[START RECORD LIST]
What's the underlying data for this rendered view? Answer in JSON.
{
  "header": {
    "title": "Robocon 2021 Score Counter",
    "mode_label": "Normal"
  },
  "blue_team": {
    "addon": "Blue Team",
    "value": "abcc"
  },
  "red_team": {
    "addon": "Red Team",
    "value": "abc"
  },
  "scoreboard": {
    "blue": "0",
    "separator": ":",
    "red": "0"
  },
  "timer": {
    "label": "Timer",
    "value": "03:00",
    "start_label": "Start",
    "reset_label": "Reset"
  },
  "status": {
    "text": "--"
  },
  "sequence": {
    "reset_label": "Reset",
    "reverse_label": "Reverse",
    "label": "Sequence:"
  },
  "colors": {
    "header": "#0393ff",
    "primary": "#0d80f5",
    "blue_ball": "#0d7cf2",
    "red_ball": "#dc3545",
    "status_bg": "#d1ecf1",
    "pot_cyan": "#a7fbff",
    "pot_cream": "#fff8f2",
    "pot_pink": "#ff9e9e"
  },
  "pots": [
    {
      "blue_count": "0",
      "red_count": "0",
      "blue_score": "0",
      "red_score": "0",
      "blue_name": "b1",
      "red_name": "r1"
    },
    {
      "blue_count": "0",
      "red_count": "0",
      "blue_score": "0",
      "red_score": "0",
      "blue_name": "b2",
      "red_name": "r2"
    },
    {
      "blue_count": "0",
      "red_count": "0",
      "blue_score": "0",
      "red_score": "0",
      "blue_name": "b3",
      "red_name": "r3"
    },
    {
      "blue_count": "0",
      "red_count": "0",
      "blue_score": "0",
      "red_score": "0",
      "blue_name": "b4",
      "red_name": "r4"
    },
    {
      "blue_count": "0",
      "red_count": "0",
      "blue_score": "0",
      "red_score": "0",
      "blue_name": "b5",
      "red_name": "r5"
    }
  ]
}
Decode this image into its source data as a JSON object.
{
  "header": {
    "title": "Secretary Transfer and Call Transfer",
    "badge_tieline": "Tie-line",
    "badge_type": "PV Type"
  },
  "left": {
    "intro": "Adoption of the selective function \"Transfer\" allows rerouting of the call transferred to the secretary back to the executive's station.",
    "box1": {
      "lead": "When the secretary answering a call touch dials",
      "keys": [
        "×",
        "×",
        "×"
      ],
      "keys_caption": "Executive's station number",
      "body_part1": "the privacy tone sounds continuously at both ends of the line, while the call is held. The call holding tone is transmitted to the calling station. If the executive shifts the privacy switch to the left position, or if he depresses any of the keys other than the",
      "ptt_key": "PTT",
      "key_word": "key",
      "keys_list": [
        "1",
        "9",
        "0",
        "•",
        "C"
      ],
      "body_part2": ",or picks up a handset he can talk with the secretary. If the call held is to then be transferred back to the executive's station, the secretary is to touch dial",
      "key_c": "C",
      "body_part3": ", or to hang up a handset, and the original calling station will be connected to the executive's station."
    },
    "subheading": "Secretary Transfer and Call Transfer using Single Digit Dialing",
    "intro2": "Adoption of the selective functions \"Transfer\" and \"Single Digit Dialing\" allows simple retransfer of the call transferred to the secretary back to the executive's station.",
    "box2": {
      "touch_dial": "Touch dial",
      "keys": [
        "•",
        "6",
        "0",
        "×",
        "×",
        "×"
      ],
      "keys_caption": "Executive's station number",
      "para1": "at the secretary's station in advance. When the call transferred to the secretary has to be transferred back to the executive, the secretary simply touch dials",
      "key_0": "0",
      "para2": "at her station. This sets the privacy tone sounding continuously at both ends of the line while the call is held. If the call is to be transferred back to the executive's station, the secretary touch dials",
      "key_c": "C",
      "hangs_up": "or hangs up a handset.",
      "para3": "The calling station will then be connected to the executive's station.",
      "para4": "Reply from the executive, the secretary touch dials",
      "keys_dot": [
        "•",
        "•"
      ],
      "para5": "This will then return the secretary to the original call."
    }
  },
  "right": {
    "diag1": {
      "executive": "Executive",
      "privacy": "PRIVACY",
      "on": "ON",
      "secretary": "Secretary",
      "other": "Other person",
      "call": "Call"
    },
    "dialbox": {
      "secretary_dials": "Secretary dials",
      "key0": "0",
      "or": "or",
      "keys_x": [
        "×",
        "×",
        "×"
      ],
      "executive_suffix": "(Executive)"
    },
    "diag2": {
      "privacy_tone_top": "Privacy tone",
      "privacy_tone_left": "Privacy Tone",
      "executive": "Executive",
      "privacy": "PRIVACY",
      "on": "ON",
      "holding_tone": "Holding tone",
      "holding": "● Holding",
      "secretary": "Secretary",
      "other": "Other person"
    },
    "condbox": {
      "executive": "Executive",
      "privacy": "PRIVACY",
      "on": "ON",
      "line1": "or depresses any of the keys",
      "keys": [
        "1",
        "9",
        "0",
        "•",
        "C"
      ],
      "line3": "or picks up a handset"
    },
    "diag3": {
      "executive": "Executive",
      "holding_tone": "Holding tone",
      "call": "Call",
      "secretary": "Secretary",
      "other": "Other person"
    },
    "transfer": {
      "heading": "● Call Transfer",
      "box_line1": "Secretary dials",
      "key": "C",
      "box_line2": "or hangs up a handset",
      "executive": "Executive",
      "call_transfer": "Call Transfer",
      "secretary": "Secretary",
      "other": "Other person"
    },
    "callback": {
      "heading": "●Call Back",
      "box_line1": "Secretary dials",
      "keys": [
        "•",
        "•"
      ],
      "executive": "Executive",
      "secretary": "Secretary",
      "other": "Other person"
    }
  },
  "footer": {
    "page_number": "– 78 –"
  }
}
[END RECORD LIST]
- TO DO -
Reproduce all of the entries word for word.

- SOLUTION TO THIS EXERCISE -
What's the underlying data for this rendered view? Answer in JSON.
{
  "header": {
    "title": "Robocon 2021 Score Counter",
    "mode_label": "Normal"
  },
  "blue_team": {
    "addon": "Blue Team",
    "value": "abcc"
  },
  "red_team": {
    "addon": "Red Team",
    "value": "abc"
  },
  "scoreboard": {
    "blue": "0",
    "separator": ":",
    "red": "0"
  },
  "timer": {
    "label": "Timer",
    "value": "03:00",
    "start_label": "Start",
    "reset_label": "Reset"
  },
  "status": {
    "text": "--"
  },
  "sequence": {
    "reset_label": "Reset",
    "reverse_label": "Reverse",
    "label": "Sequence:"
  },
  "colors": {
    "header": "#0393ff",
    "primary": "#0d80f5",
    "blue_ball": "#0d7cf2",
    "red_ball": "#dc3545",
    "status_bg": "#d1ecf1",
    "pot_cyan": "#a7fbff",
    "pot_cream": "#fff8f2",
    "pot_pink": "#ff9e9e"
  },
  "pots": [
    {
      "blue_count": "0",
      "red_count": "0",
      "blue_score": "0",
      "red_score": "0",
      "blue_name": "b1",
      "red_name": "r1"
    },
    {
      "blue_count": "0",
      "red_count": "0",
      "blue_score": "0",
      "red_score": "0",
      "blue_name": "b2",
      "red_name": "r2"
    },
    {
      "blue_count": "0",
      "red_count": "0",
      "blue_score": "0",
      "red_score": "0",
      "blue_name": "b3",
      "red_name": "r3"
    },
    {
      "blue_count": "0",
      "red_count": "0",
      "blue_score": "0",
      "red_score": "0",
      "blue_name": "b4",
      "red_name": "r4"
    },
    {
      "blue_count": "0",
      "red_count": "0",
      "blue_score": "0",
      "red_score": "0",
      "blue_name": "b5",
      "red_name": "r5"
    }
  ]
}
Decode this image into its source data as a JSON object.
{
  "header": {
    "title": "Secretary Transfer and Call Transfer",
    "badge_tieline": "Tie-line",
    "badge_type": "PV Type"
  },
  "left": {
    "intro": "Adoption of the selective function \"Transfer\" allows rerouting of the call transferred to the secretary back to the executive's station.",
    "box1": {
      "lead": "When the secretary answering a call touch dials",
      "keys": [
        "×",
        "×",
        "×"
      ],
      "keys_caption": "Executive's station number",
      "body_part1": "the privacy tone sounds continuously at both ends of the line, while the call is held. The call holding tone is transmitted to the calling station. If the executive shifts the privacy switch to the left position, or if he depresses any of the keys other than the",
      "ptt_key": "PTT",
      "key_word": "key",
      "keys_list": [
        "1",
        "9",
        "0",
        "•",
        "C"
      ],
      "body_part2": ",or picks up a handset he can talk with the secretary. If the call held is to then be transferred back to the executive's station, the secretary is to touch dial",
      "key_c": "C",
      "body_part3": ", or to hang up a handset, and the original calling station will be connected to the executive's station."
    },
    "subheading": "Secretary Transfer and Call Transfer using Single Digit Dialing",
    "intro2": "Adoption of the selective functions \"Transfer\" and \"Single Digit Dialing\" allows simple retransfer of the call transferred to the secretary back to the executive's station.",
    "box2": {
      "touch_dial": "Touch dial",
      "keys": [
        "•",
        "6",
        "0",
        "×",
        "×",
        "×"
      ],
      "keys_caption": "Executive's station number",
      "para1": "at the secretary's station in advance. When the call transferred to the secretary has to be transferred back to the executive, the secretary simply touch dials",
      "key_0": "0",
      "para2": "at her station. This sets the privacy tone sounding continuously at both ends of the line while the call is held. If the call is to be transferred back to the executive's station, the secretary touch dials",
      "key_c": "C",
      "hangs_up": "or hangs up a handset.",
      "para3": "The calling station will then be connected to the executive's station.",
      "para4": "Reply from the executive, the secretary touch dials",
      "keys_dot": [
        "•",
        "•"
      ],
      "para5": "This will then return the secretary to the original call."
    }
  },
  "right": {
    "diag1": {
      "executive": "Executive",
      "privacy": "PRIVACY",
      "on": "ON",
      "secretary": "Secretary",
      "other": "Other person",
      "call": "Call"
    },
    "dialbox": {
      "secretary_dials": "Secretary dials",
      "key0": "0",
      "or": "or",
      "keys_x": [
        "×",
        "×",
        "×"
      ],
      "executive_suffix": "(Executive)"
    },
    "diag2": {
      "privacy_tone_top": "Privacy tone",
      "privacy_tone_left": "Privacy Tone",
      "executive": "Executive",
      "privacy": "PRIVACY",
      "on": "ON",
      "holding_tone": "Holding tone",
      "holding": "● Holding",
      "secretary": "Secretary",
      "other": "Other person"
    },
    "condbox": {
      "executive": "Executive",
      "privacy": "PRIVACY",
      "on": "ON",
      "line1": "or depresses any of the keys",
      "keys": [
        "1",
        "9",
        "0",
        "•",
        "C"
      ],
      "line3": "or picks up a handset"
    },
    "diag3": {
      "executive": "Executive",
      "holding_tone": "Holding tone",
      "call": "Call",
      "secretary": "Secretary",
      "other": "Other person"
    },
    "transfer": {
      "heading": "● Call Transfer",
      "box_line1": "Secretary dials",
      "key": "C",
      "box_line2": "or hangs up a handset",
      "executive": "Executive",
      "call_transfer": "Call Transfer",
      "secretary": "Secretary",
      "other": "Other person"
    },
    "callback": {
      "heading": "●Call Back",
      "box_line1": "Secretary dials",
      "keys": [
        "•",
        "•"
      ],
      "executive": "Executive",
      "secretary": "Secretary",
      "other": "Other person"
    }
  },
  "footer": {
    "page_number": "– 78 –"
  }
}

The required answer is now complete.